Given request =
Extract the lines that carry the string "Leichtbau" from the listing.

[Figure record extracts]
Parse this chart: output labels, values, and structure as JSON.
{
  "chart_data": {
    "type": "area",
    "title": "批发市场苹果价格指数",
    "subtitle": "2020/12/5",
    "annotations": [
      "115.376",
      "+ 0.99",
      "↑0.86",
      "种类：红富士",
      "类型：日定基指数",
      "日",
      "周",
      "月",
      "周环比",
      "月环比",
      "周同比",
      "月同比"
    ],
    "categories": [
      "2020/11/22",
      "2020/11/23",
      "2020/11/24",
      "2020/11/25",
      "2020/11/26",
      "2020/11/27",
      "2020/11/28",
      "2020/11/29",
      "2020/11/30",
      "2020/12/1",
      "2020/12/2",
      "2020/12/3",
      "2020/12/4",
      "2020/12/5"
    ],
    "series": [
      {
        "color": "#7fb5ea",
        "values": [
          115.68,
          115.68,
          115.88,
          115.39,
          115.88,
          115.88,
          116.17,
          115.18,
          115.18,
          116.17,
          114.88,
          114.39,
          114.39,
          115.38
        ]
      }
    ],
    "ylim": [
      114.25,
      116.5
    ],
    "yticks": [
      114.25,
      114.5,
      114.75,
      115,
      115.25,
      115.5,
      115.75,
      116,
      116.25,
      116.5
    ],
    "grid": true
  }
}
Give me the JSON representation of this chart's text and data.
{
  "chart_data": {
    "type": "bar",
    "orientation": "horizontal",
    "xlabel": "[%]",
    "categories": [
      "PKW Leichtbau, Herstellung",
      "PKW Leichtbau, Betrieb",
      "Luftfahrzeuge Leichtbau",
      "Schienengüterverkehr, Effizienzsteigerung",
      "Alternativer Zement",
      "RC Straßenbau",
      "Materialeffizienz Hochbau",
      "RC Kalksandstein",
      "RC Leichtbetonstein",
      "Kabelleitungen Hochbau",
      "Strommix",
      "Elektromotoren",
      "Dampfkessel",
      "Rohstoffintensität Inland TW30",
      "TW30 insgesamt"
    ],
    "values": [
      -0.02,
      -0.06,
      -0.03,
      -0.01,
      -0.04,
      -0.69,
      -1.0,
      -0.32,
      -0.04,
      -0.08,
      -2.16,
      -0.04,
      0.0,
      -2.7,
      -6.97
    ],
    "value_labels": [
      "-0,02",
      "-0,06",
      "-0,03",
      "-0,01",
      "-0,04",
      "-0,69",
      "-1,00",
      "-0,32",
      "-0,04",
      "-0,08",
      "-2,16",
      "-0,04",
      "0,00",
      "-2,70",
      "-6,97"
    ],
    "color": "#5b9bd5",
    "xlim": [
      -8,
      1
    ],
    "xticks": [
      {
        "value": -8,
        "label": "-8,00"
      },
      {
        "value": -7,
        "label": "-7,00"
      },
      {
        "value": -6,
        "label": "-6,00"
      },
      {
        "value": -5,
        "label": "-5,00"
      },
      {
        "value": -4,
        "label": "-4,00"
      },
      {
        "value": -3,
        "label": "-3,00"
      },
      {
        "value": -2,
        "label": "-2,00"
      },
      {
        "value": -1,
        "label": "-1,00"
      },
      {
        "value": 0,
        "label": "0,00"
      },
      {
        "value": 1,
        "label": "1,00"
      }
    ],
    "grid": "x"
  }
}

Exercise solution =
      "PKW Leichtbau, Herstellung",
      "PKW Leichtbau, Betrieb",
      "Luftfahrzeuge Leichtbau",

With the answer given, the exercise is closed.